[Dataset excerpts]

-*-

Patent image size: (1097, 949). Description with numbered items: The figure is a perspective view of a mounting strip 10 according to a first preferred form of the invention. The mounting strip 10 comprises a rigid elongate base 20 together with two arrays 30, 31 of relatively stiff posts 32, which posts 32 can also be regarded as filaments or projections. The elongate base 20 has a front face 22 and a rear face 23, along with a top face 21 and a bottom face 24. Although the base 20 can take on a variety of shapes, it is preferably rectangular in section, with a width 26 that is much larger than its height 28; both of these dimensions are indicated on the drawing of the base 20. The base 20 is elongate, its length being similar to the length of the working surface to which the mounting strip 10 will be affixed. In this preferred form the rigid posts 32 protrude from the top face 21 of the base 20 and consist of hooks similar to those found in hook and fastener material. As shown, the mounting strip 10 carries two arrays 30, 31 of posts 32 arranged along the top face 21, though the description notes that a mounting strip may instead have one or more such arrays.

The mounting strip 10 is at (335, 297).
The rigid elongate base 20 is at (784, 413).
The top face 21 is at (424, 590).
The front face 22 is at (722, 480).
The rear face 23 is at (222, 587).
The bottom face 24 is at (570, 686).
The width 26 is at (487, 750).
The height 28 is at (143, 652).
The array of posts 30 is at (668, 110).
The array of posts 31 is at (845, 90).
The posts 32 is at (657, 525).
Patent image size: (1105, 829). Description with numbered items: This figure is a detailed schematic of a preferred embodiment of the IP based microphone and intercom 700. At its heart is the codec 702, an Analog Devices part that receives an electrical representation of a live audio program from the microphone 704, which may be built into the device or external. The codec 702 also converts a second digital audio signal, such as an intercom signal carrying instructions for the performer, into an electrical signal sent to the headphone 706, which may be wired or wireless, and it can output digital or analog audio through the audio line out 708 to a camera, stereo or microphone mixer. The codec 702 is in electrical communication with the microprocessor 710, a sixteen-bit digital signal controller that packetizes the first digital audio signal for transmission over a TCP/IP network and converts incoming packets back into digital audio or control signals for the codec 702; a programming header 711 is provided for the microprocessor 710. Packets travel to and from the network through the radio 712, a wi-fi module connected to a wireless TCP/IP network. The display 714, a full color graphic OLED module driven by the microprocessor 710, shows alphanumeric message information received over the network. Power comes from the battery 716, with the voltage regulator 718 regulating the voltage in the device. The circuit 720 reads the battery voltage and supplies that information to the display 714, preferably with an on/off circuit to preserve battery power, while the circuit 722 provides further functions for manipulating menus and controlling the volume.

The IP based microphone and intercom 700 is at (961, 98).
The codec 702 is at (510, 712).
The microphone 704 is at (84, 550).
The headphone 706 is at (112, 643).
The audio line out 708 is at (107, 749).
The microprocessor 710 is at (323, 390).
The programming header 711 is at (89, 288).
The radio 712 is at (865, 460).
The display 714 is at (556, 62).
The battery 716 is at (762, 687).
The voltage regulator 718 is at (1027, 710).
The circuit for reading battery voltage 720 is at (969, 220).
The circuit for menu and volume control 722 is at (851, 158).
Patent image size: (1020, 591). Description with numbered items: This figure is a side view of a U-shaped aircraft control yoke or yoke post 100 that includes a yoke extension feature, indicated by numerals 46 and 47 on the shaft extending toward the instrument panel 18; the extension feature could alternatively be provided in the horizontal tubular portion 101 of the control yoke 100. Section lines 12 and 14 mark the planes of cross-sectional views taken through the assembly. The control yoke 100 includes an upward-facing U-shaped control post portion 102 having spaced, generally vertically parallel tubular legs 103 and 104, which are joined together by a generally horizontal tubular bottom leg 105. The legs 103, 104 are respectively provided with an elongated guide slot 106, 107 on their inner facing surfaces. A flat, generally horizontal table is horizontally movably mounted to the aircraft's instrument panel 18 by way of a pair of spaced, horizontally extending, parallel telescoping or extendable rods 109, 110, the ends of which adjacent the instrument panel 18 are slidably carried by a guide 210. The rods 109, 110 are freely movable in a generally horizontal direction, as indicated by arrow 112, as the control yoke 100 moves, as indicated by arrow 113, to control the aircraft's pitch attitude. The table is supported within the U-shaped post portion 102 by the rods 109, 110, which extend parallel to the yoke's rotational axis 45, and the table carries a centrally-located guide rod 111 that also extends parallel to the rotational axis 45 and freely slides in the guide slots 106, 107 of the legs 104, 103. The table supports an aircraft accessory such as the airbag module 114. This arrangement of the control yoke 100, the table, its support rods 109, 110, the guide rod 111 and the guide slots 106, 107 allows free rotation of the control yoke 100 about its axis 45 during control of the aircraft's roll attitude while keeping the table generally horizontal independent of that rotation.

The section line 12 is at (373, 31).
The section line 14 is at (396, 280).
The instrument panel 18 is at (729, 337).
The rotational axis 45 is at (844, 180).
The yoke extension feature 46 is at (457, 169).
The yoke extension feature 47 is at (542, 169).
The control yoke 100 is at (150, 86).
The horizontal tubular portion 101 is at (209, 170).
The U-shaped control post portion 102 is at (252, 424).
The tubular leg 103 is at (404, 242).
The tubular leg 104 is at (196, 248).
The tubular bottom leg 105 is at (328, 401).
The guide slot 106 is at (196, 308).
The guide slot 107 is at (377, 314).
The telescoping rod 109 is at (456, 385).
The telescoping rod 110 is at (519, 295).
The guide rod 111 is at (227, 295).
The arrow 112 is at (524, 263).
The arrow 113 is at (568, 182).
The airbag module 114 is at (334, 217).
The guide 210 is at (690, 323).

-*-

Your instructions. Put each line of the material into a JSON list of strings, one string per line, leaving out blank lines.

Written response.
[
  "Patent image size: (1097, 949). Description with numbered items: The figure is a perspective view of a mounting strip 10 according to a first preferred form of the invention. The mounting strip 10 comprises a rigid elongate base 20 together with two arrays 30, 31 of relatively stiff posts 32, which posts 32 can also be regarded as filaments or projections. The elongate base 20 has a front face 22 and a rear face 23, along with a top face 21 and a bottom face 24. Although the base 20 can take on a variety of shapes, it is preferably rectangular in section, with a width 26 that is much larger than its height 28; both of these dimensions are indicated on the drawing of the base 20. The base 20 is elongate, its length being similar to the length of the working surface to which the mounting strip 10 will be affixed. In this preferred form the rigid posts 32 protrude from the top face 21 of the base 20 and consist of hooks similar to those found in hook and fastener material. As shown, the mounting strip 10 carries two arrays 30, 31 of posts 32 arranged along the top face 21, though the description notes that a mounting strip may instead have one or more such arrays.",
  "The mounting strip 10 is at (335, 297).",
  "The rigid elongate base 20 is at (784, 413).",
  "The top face 21 is at (424, 590).",
  "The front face 22 is at (722, 480).",
  "The rear face 23 is at (222, 587).",
  "The bottom face 24 is at (570, 686).",
  "The width 26 is at (487, 750).",
  "The height 28 is at (143, 652).",
  "The array of posts 30 is at (668, 110).",
  "The array of posts 31 is at (845, 90).",
  "The posts 32 is at (657, 525).",
  "Patent image size: (1105, 829). Description with numbered items: This figure is a detailed schematic of a preferred embodiment of the IP based microphone and intercom 700. At its heart is the codec 702, an Analog Devices part that receives an electrical representation of a live audio program from the microphone 704, which may be built into the device or external. The codec 702 also converts a second digital audio signal, such as an intercom signal carrying instructions for the performer, into an electrical signal sent to the headphone 706, which may be wired or wireless, and it can output digital or analog audio through the audio line out 708 to a camera, stereo or microphone mixer. The codec 702 is in electrical communication with the microprocessor 710, a sixteen-bit digital signal controller that packetizes the first digital audio signal for transmission over a TCP/IP network and converts incoming packets back into digital audio or control signals for the codec 702; a programming header 711 is provided for the microprocessor 710. Packets travel to and from the network through the radio 712, a wi-fi module connected to a wireless TCP/IP network. The display 714, a full color graphic OLED module driven by the microprocessor 710, shows alphanumeric message information received over the network. Power comes from the battery 716, with the voltage regulator 718 regulating the voltage in the device. The circuit 720 reads the battery voltage and supplies that information to the display 714, preferably with an on/off circuit to preserve battery power, while the circuit 722 provides further functions for manipulating menus and controlling the volume.",
  "The IP based microphone and intercom 700 is at (961, 98).",
  "The codec 702 is at (510, 712).",
  "The microphone 704 is at (84, 550).",
  "The headphone 706 is at (112, 643).",
  "The audio line out 708 is at (107, 749).",
  "The microprocessor 710 is at (323, 390).",
  "The programming header 711 is at (89, 288).",
  "The radio 712 is at (865, 460).",
  "The display 714 is at (556, 62).",
  "The battery 716 is at (762, 687).",
  "The voltage regulator 718 is at (1027, 710).",
  "The circuit for reading battery voltage 720 is at (969, 220).",
  "The circuit for menu and volume control 722 is at (851, 158).",
  "Patent image size: (1020, 591). Description with numbered items: This figure is a side view of a U-shaped aircraft control yoke or yoke post 100 that includes a yoke extension feature, indicated by numerals 46 and 47 on the shaft extending toward the instrument panel 18; the extension feature could alternatively be provided in the horizontal tubular portion 101 of the control yoke 100. Section lines 12 and 14 mark the planes of cross-sectional views taken through the assembly. The control yoke 100 includes an upward-facing U-shaped control post portion 102 having spaced, generally vertically parallel tubular legs 103 and 104, which are joined together by a generally horizontal tubular bottom leg 105. The legs 103, 104 are respectively provided with an elongated guide slot 106, 107 on their inner facing surfaces. A flat, generally horizontal table is horizontally movably mounted to the aircraft's instrument panel 18 by way of a pair of spaced, horizontally extending, parallel telescoping or extendable rods 109, 110, the ends of which adjacent the instrument panel 18 are slidably carried by a guide 210. The rods 109, 110 are freely movable in a generally horizontal direction, as indicated by arrow 112, as the control yoke 100 moves, as indicated by arrow 113, to control the aircraft's pitch attitude. The table is supported within the U-shaped post portion 102 by the rods 109, 110, which extend parallel to the yoke's rotational axis 45, and the table carries a centrally-located guide rod 111 that also extends parallel to the rotational axis 45 and freely slides in the guide slots 106, 107 of the legs 104, 103. The table supports an aircraft accessory such as the airbag module 114. This arrangement of the control yoke 100, the table, its support rods 109, 110, the guide rod 111 and the guide slots 106, 107 allows free rotation of the control yoke 100 about its axis 45 during control of the aircraft's roll attitude while keeping the table generally horizontal independent of that rotation.",
  "The section line 12 is at (373, 31).",
  "The section line 14 is at (396, 280).",
  "The instrument panel 18 is at (729, 337).",
  "The rotational axis 45 is at (844, 180).",
  "The yoke extension feature 46 is at (457, 169).",
  "The yoke extension feature 47 is at (542, 169).",
  "The control yoke 100 is at (150, 86).",
  "The horizontal tubular portion 101 is at (209, 170).",
  "The U-shaped control post portion 102 is at (252, 424).",
  "The tubular leg 103 is at (404, 242).",
  "The tubular leg 104 is at (196, 248).",
  "The tubular bottom leg 105 is at (328, 401).",
  "The guide slot 106 is at (196, 308).",
  "The guide slot 107 is at (377, 314).",
  "The telescoping rod 109 is at (456, 385).",
  "The telescoping rod 110 is at (519, 295).",
  "The guide rod 111 is at (227, 295).",
  "The arrow 112 is at (524, 263).",
  "The arrow 113 is at (568, 182).",
  "The airbag module 114 is at (334, 217).",
  "The guide 210 is at (690, 323)."
]